(Stored records)
^^^^

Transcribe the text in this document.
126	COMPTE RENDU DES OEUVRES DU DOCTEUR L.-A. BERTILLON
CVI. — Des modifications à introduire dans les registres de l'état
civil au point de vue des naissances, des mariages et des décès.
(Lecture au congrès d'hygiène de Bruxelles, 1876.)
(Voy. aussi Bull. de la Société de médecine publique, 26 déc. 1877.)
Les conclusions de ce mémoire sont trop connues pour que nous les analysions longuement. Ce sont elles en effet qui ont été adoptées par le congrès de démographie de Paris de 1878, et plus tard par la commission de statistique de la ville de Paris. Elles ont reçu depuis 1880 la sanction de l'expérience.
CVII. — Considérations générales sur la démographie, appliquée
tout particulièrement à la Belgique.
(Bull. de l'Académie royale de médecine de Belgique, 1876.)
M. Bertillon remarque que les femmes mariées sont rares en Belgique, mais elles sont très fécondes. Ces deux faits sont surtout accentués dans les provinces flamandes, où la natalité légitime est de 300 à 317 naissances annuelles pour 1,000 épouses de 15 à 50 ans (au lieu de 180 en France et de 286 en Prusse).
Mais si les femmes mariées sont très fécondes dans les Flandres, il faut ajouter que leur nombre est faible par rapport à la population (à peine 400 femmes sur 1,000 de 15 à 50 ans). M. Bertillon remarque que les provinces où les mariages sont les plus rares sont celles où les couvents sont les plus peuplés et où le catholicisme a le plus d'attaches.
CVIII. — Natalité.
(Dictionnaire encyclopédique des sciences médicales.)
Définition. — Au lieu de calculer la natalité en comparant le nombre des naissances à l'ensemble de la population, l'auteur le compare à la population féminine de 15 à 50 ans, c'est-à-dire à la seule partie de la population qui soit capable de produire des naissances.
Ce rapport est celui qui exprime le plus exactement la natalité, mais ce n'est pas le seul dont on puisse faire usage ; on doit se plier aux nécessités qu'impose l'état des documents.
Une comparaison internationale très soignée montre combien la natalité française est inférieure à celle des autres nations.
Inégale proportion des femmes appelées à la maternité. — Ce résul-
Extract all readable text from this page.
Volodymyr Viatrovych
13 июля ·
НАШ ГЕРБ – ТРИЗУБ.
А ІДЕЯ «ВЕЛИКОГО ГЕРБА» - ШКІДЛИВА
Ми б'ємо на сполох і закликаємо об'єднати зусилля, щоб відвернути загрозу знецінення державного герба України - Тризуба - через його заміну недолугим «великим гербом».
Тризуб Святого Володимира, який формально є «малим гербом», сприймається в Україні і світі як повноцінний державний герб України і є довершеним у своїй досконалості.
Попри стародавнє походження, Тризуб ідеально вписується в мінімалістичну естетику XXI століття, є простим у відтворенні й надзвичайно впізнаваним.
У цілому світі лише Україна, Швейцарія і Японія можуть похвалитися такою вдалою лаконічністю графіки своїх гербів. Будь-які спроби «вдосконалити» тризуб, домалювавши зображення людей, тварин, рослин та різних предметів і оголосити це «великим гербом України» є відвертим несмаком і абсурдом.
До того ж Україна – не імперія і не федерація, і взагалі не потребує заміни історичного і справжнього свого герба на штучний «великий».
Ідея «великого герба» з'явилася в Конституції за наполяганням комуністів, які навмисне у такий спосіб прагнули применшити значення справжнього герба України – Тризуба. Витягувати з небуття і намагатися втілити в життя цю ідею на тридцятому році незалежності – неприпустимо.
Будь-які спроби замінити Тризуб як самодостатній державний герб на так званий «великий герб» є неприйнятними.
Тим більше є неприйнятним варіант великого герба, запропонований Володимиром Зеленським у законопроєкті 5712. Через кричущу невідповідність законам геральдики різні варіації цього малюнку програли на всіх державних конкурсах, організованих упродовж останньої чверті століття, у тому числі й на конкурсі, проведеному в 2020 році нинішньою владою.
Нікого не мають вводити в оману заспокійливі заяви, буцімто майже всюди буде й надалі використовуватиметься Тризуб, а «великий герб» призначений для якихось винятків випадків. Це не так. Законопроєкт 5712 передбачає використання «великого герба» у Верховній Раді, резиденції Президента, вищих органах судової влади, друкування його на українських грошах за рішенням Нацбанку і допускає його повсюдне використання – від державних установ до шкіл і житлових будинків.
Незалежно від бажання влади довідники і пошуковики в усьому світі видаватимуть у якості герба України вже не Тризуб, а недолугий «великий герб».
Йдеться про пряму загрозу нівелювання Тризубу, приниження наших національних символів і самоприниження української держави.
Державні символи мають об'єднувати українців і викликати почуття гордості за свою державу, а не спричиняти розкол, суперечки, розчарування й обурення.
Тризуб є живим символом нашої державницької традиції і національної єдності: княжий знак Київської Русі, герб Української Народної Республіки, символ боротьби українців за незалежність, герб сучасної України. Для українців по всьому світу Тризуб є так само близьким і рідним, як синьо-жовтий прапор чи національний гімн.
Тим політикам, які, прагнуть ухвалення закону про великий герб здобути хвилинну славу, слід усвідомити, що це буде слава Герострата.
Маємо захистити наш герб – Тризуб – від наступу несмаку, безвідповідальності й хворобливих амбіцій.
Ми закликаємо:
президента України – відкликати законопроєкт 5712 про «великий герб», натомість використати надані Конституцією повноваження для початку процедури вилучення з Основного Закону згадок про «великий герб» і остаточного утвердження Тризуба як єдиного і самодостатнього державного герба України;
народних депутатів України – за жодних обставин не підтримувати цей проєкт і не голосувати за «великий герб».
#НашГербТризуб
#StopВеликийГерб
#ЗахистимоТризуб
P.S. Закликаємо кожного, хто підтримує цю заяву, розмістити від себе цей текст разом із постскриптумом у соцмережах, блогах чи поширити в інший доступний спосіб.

^^^^

From the data above, copy each line that holds "державний".

Solution to the problem:
Тризуб Святого Володимира, який формально є «малим гербом», сприймається в Україні і світі як повноцінний державний герб України і є довершеним у своїй досконалості.
Будь-які спроби замінити Тризуб як самодостатній державний герб на так званий «великий герб» є неприйнятними.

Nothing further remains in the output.